[INFORMATION SUPPLIED]
------------------------------------

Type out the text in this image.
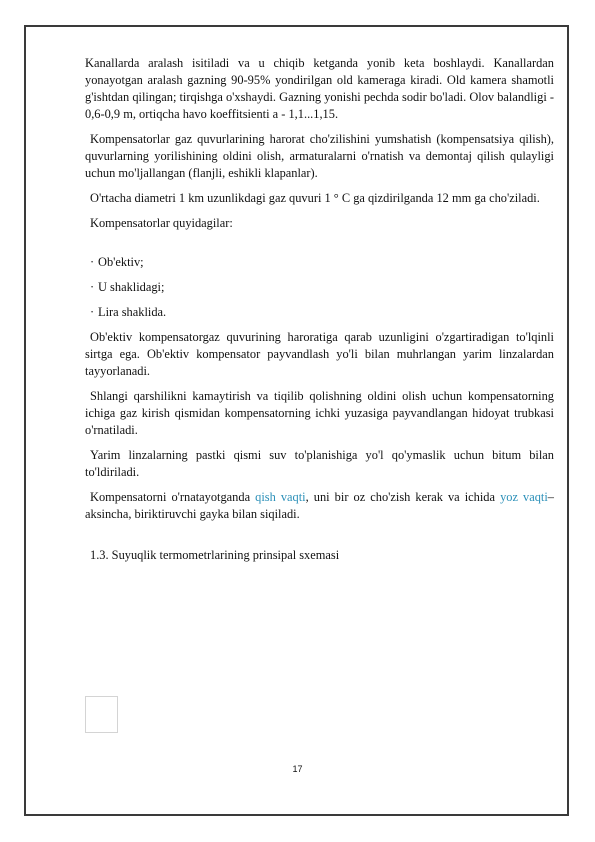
Kanallarda aralash isitiladi va u chiqib ketganda yonib keta boshlaydi. Kanallardan yonayotgan aralash gazning 90-95% yondirilgan old kameraga kiradi. Old kamera shamotli g'ishtdan qilingan; tirqishga o'xshaydi. Gazning yonishi pechda sodir bo'ladi. Olov balandligi - 0,6-0,9 m, ortiqcha havo koeffitsienti a - 1,1...1,15.

Kompensatorlar gaz quvurlarining harorat cho'zilishini yumshatish (kompensatsiya qilish), quvurlarning yorilishining oldini olish, armaturalarni o'rnatish va demontaj qilish qulayligi uchun mo'ljallangan (flanjli, eshikli klapanlar).

O'rtacha diametri 1 km uzunlikdagi gaz quvuri 1 ° C ga qizdirilganda 12 mm ga cho'ziladi.

Kompensatorlar quyidagilar:

· Ob'ektiv;
· U shaklidagi;
· Lira shaklida.

Ob'ektiv kompensatorgaz quvurining haroratiga qarab uzunligini o'zgartiradigan to'lqinli sirtga ega. Ob'ektiv kompensator payvandlash yo'li bilan muhrlangan yarim linzalardan tayyorlanadi.

Shlangi qarshilikni kamaytirish va tiqilib qolishning oldini olish uchun kompensatorning ichiga gaz kirish qismidan kompensatorning ichki yuzasiga payvandlangan hidoyat trubkasi o'rnatiladi.

Yarim linzalarning pastki qismi suv to'planishiga yo'l qo'ymaslik uchun bitum bilan to'ldiriladi.

Kompensatorni o'rnatayotganda qish vaqti, uni bir oz cho'zish kerak va ichida yoz vaqti– aksincha, biriktiruvchi gayka bilan siqiladi.

1.3. Suyuqlik termometrlarining prinsipal sxemasi

17
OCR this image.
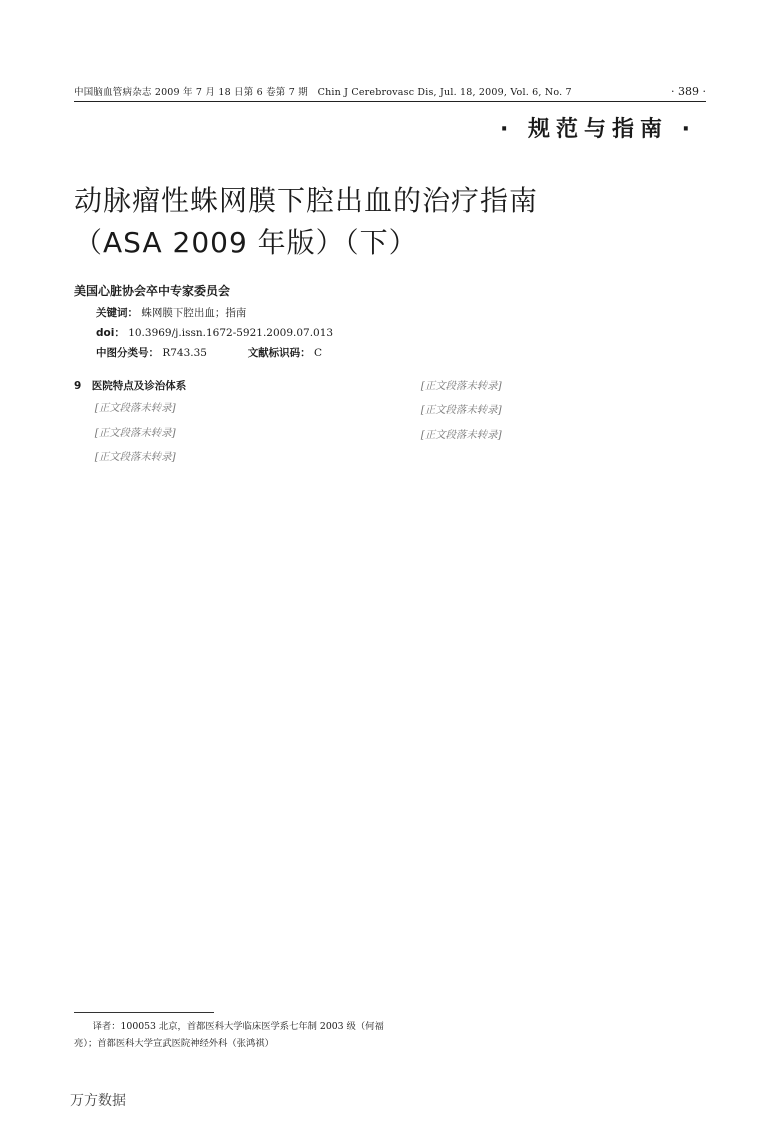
中国脑血管病杂志 2009 年 7 月 18 日第 6 卷第 7 期　Chin J Cerebrovasc Dis, Jul. 18, 2009, Vol. 6, No. 7	· 389 ·
· 规范与指南 ·
动脉瘤性蛛网膜下腔出血的治疗指南
（ASA 2009 年版）（下）
美国心脏协会卒中专家委员会
关键词： 蛛网膜下腔出血；指南
doi： 10.3969/j.issn.1672-5921.2009.07.013
中图分类号： R743.35	文献标识码： C
9　医院特点及诊治体系

[正文段落未转录]

[正文段落未转录]

[正文段落未转录]

[正文段落未转录]

[正文段落未转录]

[正文段落未转录]

译者：100053 北京，首都医科大学临床医学系七年制 2003 级（何福亮）；首都医科大学宣武医院神经外科（张鸿祺）
万方数据
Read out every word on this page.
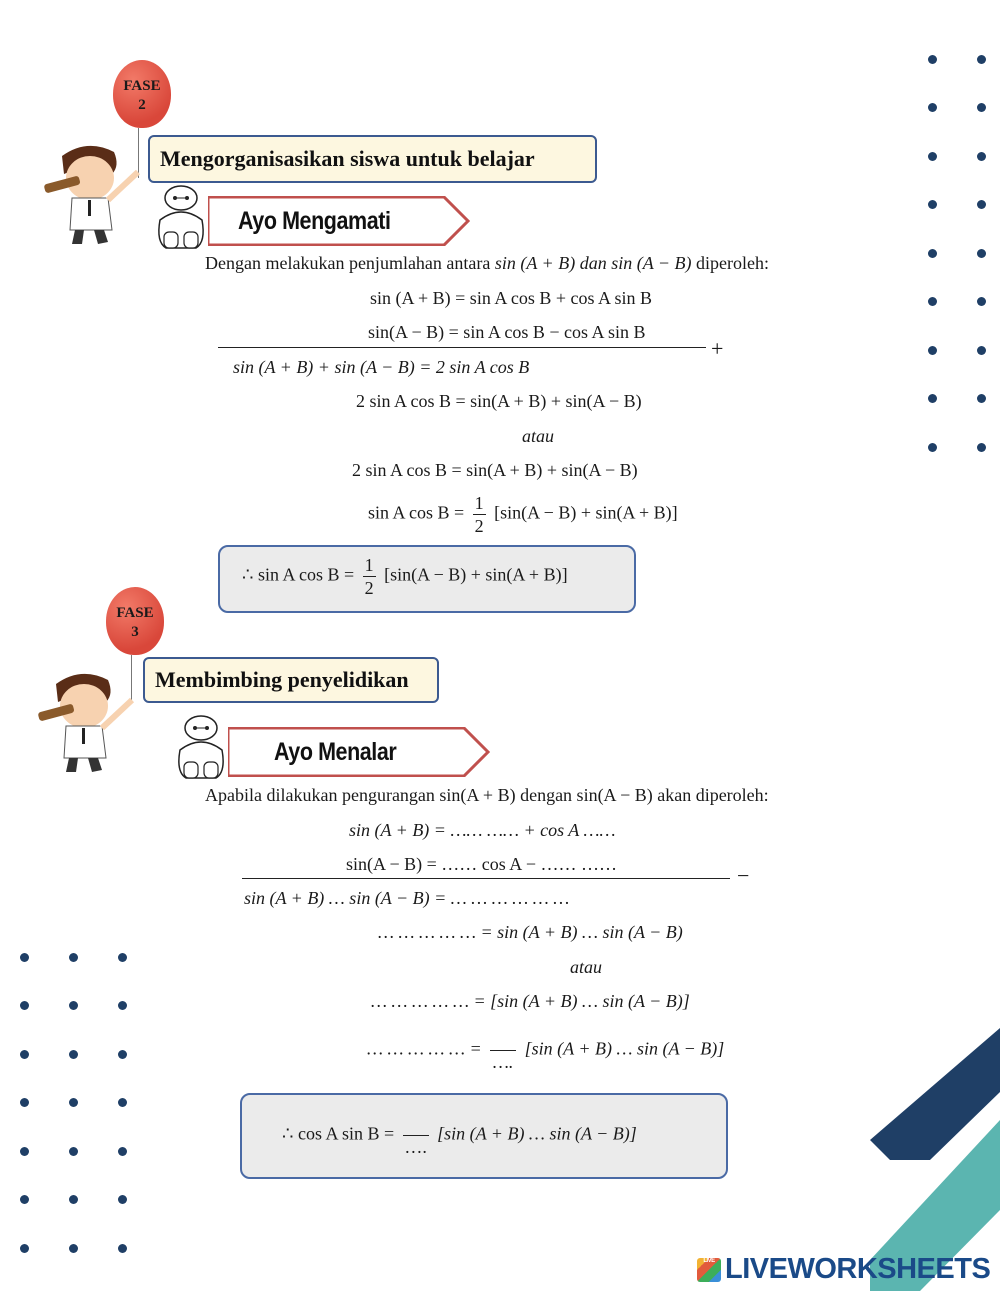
FASE
2
Mengorganisasikan siswa untuk belajar
Ayo Mengamati
Dengan melakukan penjumlahan antara sin (A + B) dan sin (A − B) diperoleh:
sin (A + B) = sin A cos B + cos A sin B
sin(A − B) = sin A cos B − cos A sin B
+
sin (A + B) + sin (A − B) = 2 sin A cos B
2 sin A cos B = sin(A + B) + sin(A − B)
atau
2 sin A cos B = sin(A + B) + sin(A − B)
sin A $\cos B = \frac{1}{2} [\sin(A - B) + \sin(A + B)]$
∴ sin A $\cos B = \frac{1}{2} [\sin(A - B) + \sin(A + B)]$
FASE
3
Membimbing penyelidikan
Ayo Menalar
Apabila dilakukan pengurangan sin(A + B) dengan sin(A − B) akan diperoleh:
sin (A + B) = …… …… + cos A ……
sin(A − B) = …… cos A − …… ……	−
sin (A + B) … sin (A − B) = … … … … … …
… … … … … = sin (A + B) … sin (A − B)
atau
… … … … … = [sin (A + B) … sin (A − B)]
… … … … … =
….
[sin (A + B) … sin (A − B)]
∴ cos A sin B =
….
[sin (A + B) … sin (A − B)]
LIVE LIVEWORKSHEETS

------------------------------------

[EXERCISE] Retype each record exactly as it stands, but do not include the pictures.

[WRITTEN ANSWER]
Type out the text in this image.
Kanallarda aralash isitiladi va u chiqib ketganda yonib keta boshlaydi. Kanallardan yonayotgan aralash gazning 90-95% yondirilgan old kameraga kiradi. Old kamera shamotli g'ishtdan qilingan; tirqishga o'xshaydi. Gazning yonishi pechda sodir bo'ladi. Olov balandligi - 0,6-0,9 m, ortiqcha havo koeffitsienti a - 1,1...1,15.

Kompensatorlar gaz quvurlarining harorat cho'zilishini yumshatish (kompensatsiya qilish), quvurlarning yorilishining oldini olish, armaturalarni o'rnatish va demontaj qilish qulayligi uchun mo'ljallangan (flanjli, eshikli klapanlar).

O'rtacha diametri 1 km uzunlikdagi gaz quvuri 1 ° C ga qizdirilganda 12 mm ga cho'ziladi.

Kompensatorlar quyidagilar:

· Ob'ektiv;
· U shaklidagi;
· Lira shaklida.

Ob'ektiv kompensatorgaz quvurining haroratiga qarab uzunligini o'zgartiradigan to'lqinli sirtga ega. Ob'ektiv kompensator payvandlash yo'li bilan muhrlangan yarim linzalardan tayyorlanadi.

Shlangi qarshilikni kamaytirish va tiqilib qolishning oldini olish uchun kompensatorning ichiga gaz kirish qismidan kompensatorning ichki yuzasiga payvandlangan hidoyat trubkasi o'rnatiladi.

Yarim linzalarning pastki qismi suv to'planishiga yo'l qo'ymaslik uchun bitum bilan to'ldiriladi.

Kompensatorni o'rnatayotganda qish vaqti, uni bir oz cho'zish kerak va ichida yoz vaqti– aksincha, biriktiruvchi gayka bilan siqiladi.

1.3. Suyuqlik termometrlarining prinsipal sxemasi

17
OCR this image.
中国脑血管病杂志 2009 年 7 月 18 日第 6 卷第 7 期　Chin J Cerebrovasc Dis, Jul. 18, 2009, Vol. 6, No. 7	· 389 ·
· 规范与指南 ·
动脉瘤性蛛网膜下腔出血的治疗指南
（ASA 2009 年版）（下）
美国心脏协会卒中专家委员会
关键词： 蛛网膜下腔出血；指南
doi： 10.3969/j.issn.1672-5921.2009.07.013
中图分类号： R743.35	文献标识码： C
9　医院特点及诊治体系

[正文段落未转录]

[正文段落未转录]

[正文段落未转录]

[正文段落未转录]

[正文段落未转录]

[正文段落未转录]

译者：100053 北京，首都医科大学临床医学系七年制 2003 级（何福亮）；首都医科大学宣武医院神经外科（张鸿祺）
万方数据
Read out every word on this page.
FASE
2
Mengorganisasikan siswa untuk belajar
Ayo Mengamati
Dengan melakukan penjumlahan antara sin (A + B) dan sin (A − B) diperoleh:
sin (A + B) = sin A cos B + cos A sin B
sin(A − B) = sin A cos B − cos A sin B
+
sin (A + B) + sin (A − B) = 2 sin A cos B
2 sin A cos B = sin(A + B) + sin(A − B)
atau
2 sin A cos B = sin(A + B) + sin(A − B)
sin A $\cos B = \frac{1}{2} [\sin(A - B) + \sin(A + B)]$
∴ sin A $\cos B = \frac{1}{2} [\sin(A - B) + \sin(A + B)]$
FASE
3
Membimbing penyelidikan
Ayo Menalar
Apabila dilakukan pengurangan sin(A + B) dengan sin(A − B) akan diperoleh:
sin (A + B) = …… …… + cos A ……
sin(A − B) = …… cos A − …… ……	−
sin (A + B) … sin (A − B) = … … … … … …
… … … … … = sin (A + B) … sin (A − B)
atau
… … … … … = [sin (A + B) … sin (A − B)]
… … … … … =
….
[sin (A + B) … sin (A − B)]
∴ cos A sin B =
….
[sin (A + B) … sin (A − B)]
LIVE LIVEWORKSHEETS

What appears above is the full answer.